## Problem description
Can you reproduce, character for character, every line of the listing from its very first line down to and including the line containing "197, 110, 211]"?

[Data records]
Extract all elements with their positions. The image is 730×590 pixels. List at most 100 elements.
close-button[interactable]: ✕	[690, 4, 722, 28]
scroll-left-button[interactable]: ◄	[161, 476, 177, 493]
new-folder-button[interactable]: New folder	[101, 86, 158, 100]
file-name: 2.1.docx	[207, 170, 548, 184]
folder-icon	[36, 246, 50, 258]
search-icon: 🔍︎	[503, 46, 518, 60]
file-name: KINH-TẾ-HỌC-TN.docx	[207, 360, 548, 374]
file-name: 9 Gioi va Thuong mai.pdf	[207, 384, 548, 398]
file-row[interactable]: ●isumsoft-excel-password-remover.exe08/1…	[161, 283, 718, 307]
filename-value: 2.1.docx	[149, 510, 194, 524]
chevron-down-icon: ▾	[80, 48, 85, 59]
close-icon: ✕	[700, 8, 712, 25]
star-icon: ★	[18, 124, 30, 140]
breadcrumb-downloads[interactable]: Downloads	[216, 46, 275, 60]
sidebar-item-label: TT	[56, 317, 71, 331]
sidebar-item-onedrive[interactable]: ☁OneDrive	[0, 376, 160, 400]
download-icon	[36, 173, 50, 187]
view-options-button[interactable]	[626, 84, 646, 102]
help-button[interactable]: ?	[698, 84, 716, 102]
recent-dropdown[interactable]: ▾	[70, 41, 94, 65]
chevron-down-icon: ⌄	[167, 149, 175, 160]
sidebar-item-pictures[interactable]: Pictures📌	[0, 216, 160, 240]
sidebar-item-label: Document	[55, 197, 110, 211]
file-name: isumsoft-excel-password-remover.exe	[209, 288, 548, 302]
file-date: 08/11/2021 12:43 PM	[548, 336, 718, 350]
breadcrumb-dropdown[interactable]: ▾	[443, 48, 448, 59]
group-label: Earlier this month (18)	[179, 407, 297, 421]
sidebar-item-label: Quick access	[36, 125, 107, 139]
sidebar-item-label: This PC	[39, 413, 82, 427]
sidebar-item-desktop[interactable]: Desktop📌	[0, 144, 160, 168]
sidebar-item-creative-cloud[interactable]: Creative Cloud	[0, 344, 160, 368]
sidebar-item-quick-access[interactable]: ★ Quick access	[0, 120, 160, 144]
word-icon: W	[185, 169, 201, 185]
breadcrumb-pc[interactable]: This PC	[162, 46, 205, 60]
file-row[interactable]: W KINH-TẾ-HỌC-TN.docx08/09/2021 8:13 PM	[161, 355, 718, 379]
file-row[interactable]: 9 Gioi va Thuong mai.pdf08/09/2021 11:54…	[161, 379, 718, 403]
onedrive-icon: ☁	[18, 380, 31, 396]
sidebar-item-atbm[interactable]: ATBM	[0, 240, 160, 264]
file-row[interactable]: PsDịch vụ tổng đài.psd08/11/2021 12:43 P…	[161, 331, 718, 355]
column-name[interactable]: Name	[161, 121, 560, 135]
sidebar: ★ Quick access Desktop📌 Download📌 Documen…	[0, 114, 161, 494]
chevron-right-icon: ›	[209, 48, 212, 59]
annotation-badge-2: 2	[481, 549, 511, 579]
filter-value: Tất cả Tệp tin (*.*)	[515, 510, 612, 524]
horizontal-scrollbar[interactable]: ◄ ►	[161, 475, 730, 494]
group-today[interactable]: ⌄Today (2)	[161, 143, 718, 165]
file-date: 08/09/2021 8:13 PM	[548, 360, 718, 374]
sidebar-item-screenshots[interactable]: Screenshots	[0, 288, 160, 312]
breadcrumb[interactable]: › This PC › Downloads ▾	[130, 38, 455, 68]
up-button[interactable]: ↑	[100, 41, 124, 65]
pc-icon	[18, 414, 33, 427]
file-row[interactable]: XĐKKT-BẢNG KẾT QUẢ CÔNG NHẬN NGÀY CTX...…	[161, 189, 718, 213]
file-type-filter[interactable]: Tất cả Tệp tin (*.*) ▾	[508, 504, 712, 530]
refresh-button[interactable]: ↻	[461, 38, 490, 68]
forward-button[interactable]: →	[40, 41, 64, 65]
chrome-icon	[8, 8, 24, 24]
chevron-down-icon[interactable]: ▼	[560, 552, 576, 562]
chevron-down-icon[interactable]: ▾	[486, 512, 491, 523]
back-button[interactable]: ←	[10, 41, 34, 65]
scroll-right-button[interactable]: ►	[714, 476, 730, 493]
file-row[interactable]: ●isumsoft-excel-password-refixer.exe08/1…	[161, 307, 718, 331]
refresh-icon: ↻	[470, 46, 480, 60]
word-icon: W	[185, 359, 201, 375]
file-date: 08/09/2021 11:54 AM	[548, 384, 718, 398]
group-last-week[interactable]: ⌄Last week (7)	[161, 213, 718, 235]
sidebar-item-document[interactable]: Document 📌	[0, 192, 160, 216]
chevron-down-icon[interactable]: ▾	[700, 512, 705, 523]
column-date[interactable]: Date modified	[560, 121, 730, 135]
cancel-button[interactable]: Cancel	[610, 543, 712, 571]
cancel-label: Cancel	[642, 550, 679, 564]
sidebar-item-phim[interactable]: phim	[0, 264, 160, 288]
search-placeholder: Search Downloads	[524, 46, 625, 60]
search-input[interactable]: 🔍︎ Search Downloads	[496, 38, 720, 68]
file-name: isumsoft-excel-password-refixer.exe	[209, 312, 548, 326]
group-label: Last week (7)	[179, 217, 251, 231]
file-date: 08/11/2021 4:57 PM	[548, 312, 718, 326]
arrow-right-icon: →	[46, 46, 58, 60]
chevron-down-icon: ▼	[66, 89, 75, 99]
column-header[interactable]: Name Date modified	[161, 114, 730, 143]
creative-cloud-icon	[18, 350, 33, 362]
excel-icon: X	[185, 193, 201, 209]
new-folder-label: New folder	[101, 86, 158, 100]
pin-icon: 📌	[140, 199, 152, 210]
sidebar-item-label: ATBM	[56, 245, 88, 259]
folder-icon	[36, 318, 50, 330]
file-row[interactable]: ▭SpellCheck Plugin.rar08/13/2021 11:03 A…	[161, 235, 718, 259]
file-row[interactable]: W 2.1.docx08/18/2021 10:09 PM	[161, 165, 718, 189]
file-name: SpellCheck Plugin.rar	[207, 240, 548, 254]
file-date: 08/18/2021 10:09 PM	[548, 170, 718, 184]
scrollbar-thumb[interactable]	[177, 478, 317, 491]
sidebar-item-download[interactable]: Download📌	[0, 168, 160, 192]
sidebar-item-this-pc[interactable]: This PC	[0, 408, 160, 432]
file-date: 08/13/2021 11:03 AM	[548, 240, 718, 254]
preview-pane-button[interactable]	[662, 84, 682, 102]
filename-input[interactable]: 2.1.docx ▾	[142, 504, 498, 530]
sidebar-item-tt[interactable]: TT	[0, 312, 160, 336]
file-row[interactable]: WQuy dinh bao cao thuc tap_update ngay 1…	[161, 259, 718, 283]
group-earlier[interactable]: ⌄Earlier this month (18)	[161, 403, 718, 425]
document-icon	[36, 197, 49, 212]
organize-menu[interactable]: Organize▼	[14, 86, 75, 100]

## Result of the exercise
Extract all elements with their positions. The image is 730×590 pixels. List at most 100 elements.
close-button[interactable]: ✕	[690, 4, 722, 28]
scroll-left-button[interactable]: ◄	[161, 476, 177, 493]
new-folder-button[interactable]: New folder	[101, 86, 158, 100]
file-name: 2.1.docx	[207, 170, 548, 184]
folder-icon	[36, 246, 50, 258]
search-icon: 🔍︎	[503, 46, 518, 60]
file-name: KINH-TẾ-HỌC-TN.docx	[207, 360, 548, 374]
file-name: 9 Gioi va Thuong mai.pdf	[207, 384, 548, 398]
file-row[interactable]: ●isumsoft-excel-password-remover.exe08/1…	[161, 283, 718, 307]
filename-value: 2.1.docx	[149, 510, 194, 524]
chevron-down-icon: ▾	[80, 48, 85, 59]
close-icon: ✕	[700, 8, 712, 25]
star-icon: ★	[18, 124, 30, 140]
breadcrumb-downloads[interactable]: Downloads	[216, 46, 275, 60]
sidebar-item-label: TT	[56, 317, 71, 331]
sidebar-item-onedrive[interactable]: ☁OneDrive	[0, 376, 160, 400]
download-icon	[36, 173, 50, 187]
view-options-button[interactable]	[626, 84, 646, 102]
help-button[interactable]: ?	[698, 84, 716, 102]
recent-dropdown[interactable]: ▾	[70, 41, 94, 65]
chevron-down-icon: ⌄	[167, 149, 175, 160]
sidebar-item-pictures[interactable]: Pictures📌	[0, 216, 160, 240]
sidebar-item-label: Document	[55, 197, 110, 211]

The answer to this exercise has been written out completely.